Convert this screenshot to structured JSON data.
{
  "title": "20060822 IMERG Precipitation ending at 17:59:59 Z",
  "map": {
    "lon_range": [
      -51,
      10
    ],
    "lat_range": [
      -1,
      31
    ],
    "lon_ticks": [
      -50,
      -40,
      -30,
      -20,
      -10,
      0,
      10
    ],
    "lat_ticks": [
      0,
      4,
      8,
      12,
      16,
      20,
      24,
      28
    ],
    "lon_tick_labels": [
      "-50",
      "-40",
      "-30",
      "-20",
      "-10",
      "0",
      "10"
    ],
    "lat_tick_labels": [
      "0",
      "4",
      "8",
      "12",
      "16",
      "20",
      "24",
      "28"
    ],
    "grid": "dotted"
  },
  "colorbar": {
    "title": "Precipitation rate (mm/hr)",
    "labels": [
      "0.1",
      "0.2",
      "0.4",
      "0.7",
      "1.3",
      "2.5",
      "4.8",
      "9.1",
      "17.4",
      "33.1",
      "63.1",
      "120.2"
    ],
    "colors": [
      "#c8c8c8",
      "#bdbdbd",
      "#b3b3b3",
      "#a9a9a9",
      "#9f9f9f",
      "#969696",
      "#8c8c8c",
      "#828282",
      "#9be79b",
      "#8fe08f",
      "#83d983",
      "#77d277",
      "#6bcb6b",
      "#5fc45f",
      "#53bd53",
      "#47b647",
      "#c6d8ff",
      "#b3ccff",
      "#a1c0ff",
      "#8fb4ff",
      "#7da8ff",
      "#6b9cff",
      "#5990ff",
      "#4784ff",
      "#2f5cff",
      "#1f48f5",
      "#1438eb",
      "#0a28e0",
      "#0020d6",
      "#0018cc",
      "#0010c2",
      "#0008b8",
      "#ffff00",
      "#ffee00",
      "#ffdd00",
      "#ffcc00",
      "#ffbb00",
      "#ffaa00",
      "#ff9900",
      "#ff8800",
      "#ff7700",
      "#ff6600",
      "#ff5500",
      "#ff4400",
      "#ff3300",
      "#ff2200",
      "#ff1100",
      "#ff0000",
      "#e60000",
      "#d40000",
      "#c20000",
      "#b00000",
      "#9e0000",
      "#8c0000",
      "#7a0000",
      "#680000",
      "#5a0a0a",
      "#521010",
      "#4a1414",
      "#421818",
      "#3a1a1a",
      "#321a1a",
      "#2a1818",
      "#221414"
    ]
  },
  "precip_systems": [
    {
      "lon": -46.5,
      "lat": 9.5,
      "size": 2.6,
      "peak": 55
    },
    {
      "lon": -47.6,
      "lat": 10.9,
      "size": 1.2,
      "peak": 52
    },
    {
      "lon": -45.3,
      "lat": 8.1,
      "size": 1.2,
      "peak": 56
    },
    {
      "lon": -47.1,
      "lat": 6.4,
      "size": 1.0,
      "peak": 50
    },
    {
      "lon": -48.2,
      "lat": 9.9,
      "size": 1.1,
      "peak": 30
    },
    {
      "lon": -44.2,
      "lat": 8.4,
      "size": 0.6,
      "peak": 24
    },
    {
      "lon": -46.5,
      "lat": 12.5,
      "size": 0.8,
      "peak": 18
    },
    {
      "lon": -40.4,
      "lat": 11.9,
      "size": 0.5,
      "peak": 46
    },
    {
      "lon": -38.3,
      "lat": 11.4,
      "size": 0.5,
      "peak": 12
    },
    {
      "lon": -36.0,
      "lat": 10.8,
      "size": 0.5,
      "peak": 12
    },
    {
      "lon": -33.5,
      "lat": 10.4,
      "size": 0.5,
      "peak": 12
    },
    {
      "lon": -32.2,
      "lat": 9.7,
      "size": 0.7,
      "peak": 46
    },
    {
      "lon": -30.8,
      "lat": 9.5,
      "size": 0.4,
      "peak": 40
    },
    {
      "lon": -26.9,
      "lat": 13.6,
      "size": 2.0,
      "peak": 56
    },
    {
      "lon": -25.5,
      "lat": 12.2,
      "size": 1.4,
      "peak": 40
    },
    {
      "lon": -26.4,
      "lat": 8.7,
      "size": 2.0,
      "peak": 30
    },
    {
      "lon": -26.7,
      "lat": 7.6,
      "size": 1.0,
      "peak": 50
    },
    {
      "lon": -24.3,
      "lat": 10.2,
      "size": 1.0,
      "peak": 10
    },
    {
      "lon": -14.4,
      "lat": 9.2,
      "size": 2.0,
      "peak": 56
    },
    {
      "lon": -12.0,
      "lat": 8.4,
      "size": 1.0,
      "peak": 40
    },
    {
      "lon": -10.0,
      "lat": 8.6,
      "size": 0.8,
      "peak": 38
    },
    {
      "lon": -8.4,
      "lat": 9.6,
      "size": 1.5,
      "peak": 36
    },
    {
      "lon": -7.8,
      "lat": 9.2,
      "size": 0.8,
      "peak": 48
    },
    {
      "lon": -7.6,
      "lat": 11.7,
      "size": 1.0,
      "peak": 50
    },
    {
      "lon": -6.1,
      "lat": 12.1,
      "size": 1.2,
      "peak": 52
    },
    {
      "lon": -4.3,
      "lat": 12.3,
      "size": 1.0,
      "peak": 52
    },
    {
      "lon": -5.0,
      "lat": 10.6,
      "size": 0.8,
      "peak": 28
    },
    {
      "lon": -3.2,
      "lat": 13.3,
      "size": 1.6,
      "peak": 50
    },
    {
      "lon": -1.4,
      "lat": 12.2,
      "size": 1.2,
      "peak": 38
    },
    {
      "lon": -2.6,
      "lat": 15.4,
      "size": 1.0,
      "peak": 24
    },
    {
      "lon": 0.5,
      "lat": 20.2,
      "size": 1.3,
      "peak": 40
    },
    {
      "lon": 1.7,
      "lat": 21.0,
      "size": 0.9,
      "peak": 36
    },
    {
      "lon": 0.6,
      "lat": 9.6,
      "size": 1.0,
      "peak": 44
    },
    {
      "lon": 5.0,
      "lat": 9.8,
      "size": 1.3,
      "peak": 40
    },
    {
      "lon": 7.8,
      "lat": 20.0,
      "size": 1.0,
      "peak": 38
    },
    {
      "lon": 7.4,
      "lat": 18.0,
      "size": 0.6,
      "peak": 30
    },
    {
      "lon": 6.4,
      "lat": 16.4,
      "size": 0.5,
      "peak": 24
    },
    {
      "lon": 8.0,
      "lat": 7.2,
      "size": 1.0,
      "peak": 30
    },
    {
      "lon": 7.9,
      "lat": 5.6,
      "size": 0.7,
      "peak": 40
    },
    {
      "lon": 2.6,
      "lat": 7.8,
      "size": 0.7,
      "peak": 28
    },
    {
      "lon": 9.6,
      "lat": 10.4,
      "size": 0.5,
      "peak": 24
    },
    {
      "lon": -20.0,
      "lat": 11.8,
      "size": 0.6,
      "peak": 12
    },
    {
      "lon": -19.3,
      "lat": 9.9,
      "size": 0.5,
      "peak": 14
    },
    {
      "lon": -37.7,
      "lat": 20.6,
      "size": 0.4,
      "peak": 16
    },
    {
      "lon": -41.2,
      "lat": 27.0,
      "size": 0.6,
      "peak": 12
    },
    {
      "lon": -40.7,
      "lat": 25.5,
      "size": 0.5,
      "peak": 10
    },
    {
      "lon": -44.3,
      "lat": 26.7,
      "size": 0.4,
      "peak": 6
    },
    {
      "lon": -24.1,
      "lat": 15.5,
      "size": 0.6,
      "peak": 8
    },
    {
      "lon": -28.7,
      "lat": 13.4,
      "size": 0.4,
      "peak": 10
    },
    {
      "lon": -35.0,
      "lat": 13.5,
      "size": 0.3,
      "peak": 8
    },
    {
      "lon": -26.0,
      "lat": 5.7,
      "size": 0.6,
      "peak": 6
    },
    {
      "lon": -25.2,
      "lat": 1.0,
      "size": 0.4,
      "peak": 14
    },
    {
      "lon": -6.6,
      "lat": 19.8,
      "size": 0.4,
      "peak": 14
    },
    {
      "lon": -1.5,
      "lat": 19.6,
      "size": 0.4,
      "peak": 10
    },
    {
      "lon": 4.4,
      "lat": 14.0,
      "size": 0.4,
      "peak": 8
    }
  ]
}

++++

Exercise requirements:
Only lines with the word "title" are wanted, so copy each one from the records.

Problem solution:
  "title": "20060822 IMERG Precipitation ending at 17:59:59 Z",
    "title": "Precipitation rate (mm/hr)",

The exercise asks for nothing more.